# AIM OF THE EXERCISE
Below are records. Copy every line with "areas" in it.
▽
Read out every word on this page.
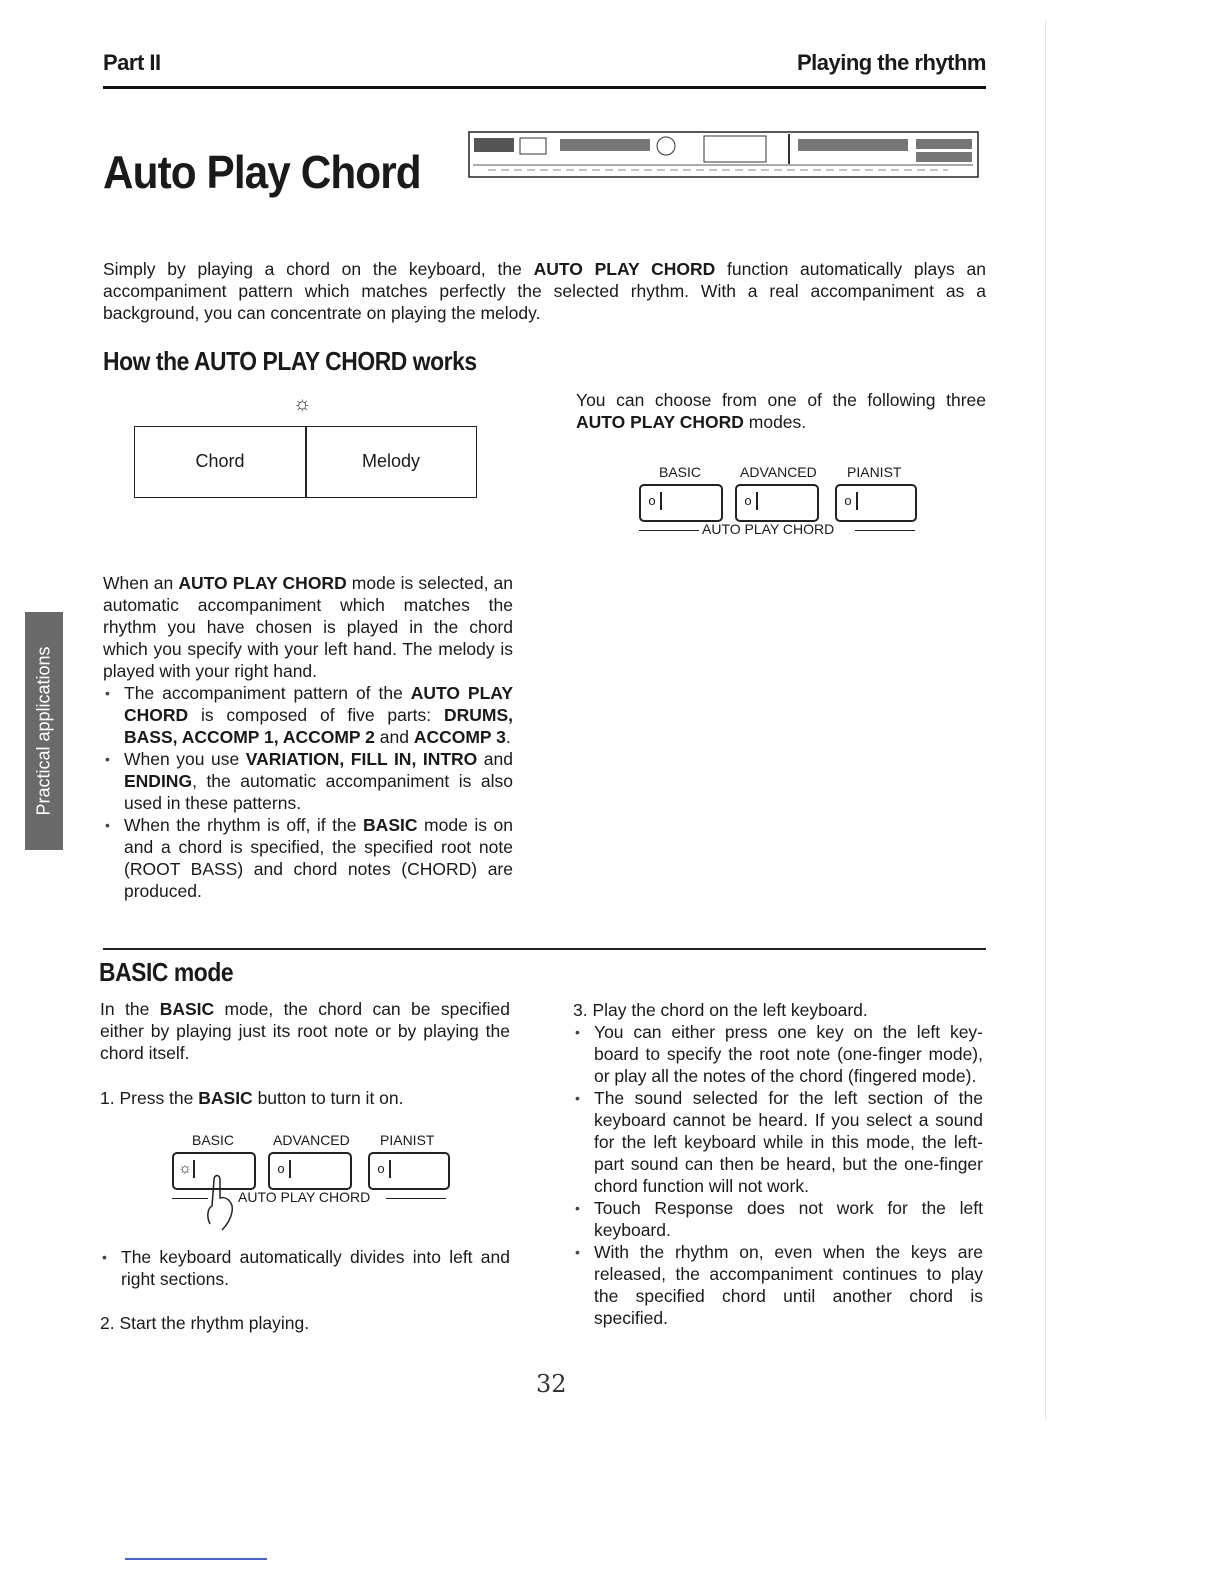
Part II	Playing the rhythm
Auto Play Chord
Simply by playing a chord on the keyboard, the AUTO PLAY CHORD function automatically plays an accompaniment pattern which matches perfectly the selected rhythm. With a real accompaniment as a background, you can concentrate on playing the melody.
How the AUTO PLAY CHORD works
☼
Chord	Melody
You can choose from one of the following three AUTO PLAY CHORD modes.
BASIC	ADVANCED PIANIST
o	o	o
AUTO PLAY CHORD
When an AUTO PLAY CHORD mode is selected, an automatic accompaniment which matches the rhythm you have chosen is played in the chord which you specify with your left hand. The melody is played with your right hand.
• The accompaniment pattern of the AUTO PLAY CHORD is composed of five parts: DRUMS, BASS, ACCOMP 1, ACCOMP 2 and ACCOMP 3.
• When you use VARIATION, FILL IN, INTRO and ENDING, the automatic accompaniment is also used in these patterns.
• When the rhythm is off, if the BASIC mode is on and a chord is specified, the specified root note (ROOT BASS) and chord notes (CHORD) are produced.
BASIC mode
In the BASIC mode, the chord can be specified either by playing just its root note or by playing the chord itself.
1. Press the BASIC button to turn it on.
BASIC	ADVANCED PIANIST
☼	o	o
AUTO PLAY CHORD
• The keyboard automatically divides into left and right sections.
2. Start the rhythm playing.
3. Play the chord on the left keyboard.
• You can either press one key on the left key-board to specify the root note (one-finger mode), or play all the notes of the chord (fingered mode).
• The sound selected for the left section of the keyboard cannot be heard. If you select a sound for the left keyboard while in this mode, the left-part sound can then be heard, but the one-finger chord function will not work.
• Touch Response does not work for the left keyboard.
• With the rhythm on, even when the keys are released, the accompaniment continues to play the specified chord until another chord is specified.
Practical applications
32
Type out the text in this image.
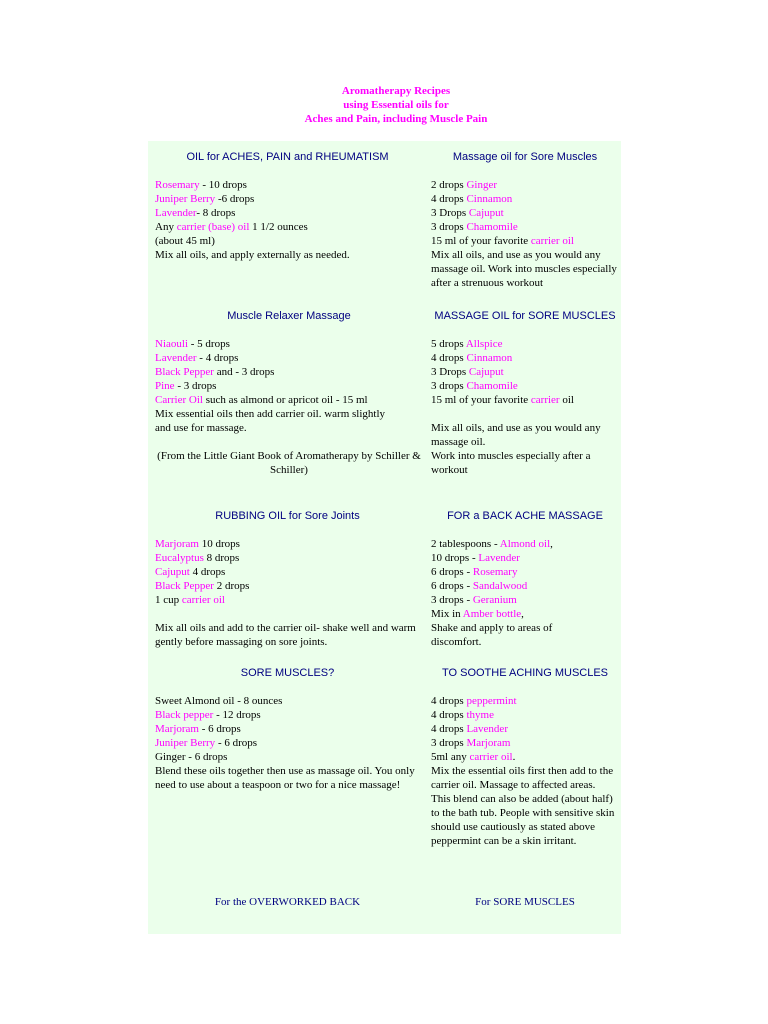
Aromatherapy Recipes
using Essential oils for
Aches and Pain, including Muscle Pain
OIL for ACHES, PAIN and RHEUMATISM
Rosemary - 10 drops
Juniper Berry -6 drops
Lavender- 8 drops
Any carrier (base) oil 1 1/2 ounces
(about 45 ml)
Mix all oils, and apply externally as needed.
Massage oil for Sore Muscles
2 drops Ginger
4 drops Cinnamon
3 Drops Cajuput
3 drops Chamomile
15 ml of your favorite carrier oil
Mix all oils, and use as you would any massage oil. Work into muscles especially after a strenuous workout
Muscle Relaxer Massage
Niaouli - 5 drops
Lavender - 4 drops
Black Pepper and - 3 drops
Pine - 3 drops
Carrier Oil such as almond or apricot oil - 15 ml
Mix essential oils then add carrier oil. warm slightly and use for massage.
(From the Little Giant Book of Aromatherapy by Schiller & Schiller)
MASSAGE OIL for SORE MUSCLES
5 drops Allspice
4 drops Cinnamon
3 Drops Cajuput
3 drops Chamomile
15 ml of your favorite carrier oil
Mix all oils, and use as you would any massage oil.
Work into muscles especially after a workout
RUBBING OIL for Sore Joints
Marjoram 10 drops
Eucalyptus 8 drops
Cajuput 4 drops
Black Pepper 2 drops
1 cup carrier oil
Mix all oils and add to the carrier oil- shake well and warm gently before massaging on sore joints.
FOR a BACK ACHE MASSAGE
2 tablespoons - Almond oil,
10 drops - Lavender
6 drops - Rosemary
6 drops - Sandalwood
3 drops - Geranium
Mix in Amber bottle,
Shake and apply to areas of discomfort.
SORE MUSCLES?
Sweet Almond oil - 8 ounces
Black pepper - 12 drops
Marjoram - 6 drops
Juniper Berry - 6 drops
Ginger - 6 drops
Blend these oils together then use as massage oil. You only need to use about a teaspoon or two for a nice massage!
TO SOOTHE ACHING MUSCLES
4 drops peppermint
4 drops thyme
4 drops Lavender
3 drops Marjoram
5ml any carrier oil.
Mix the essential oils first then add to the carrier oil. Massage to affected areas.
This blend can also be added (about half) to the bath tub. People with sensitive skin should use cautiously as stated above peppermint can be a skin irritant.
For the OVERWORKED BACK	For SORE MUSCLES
△
▽
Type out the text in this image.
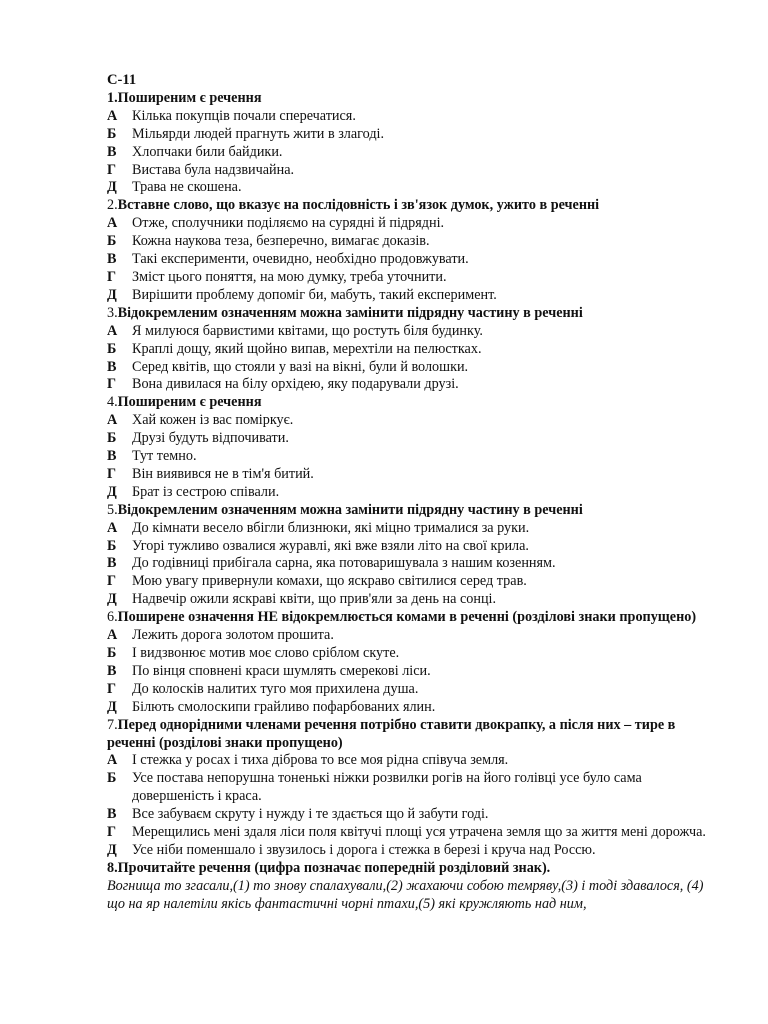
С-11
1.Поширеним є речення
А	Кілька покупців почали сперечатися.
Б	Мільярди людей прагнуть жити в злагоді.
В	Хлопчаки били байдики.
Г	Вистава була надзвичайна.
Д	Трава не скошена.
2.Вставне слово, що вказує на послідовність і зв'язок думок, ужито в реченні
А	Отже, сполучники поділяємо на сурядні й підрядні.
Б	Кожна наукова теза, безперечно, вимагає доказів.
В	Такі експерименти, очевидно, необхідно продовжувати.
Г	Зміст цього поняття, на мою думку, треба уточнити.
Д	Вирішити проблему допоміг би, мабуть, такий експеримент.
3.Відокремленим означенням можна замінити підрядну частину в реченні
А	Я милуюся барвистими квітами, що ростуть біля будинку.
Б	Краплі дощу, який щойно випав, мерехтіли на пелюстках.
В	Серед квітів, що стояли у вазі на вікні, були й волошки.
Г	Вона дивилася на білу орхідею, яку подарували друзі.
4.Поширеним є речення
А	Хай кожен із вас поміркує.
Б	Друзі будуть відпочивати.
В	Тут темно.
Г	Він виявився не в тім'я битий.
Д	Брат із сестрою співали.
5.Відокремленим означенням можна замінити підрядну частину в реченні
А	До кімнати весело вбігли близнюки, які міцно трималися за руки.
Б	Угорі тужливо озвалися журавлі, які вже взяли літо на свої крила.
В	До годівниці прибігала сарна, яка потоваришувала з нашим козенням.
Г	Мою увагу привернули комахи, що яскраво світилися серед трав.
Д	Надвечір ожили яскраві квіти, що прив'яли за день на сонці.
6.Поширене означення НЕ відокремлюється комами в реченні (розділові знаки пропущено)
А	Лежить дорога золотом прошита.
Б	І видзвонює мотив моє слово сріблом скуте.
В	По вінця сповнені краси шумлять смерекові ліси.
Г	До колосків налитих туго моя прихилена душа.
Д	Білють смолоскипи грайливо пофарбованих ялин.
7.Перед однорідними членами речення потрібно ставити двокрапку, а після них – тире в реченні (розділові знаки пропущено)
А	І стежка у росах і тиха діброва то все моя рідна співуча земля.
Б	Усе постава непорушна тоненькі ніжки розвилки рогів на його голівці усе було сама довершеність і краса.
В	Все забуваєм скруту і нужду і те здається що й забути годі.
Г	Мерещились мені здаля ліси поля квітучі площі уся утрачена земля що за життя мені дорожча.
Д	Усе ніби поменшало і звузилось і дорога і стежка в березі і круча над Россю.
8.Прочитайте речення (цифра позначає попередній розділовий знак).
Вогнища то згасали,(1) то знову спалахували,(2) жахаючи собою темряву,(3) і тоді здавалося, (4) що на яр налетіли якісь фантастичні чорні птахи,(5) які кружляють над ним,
△
# RESULT
Shake and apply to areas of discomfort.
Mix the essential oils first then add to the carrier oil. Massage to affected areas.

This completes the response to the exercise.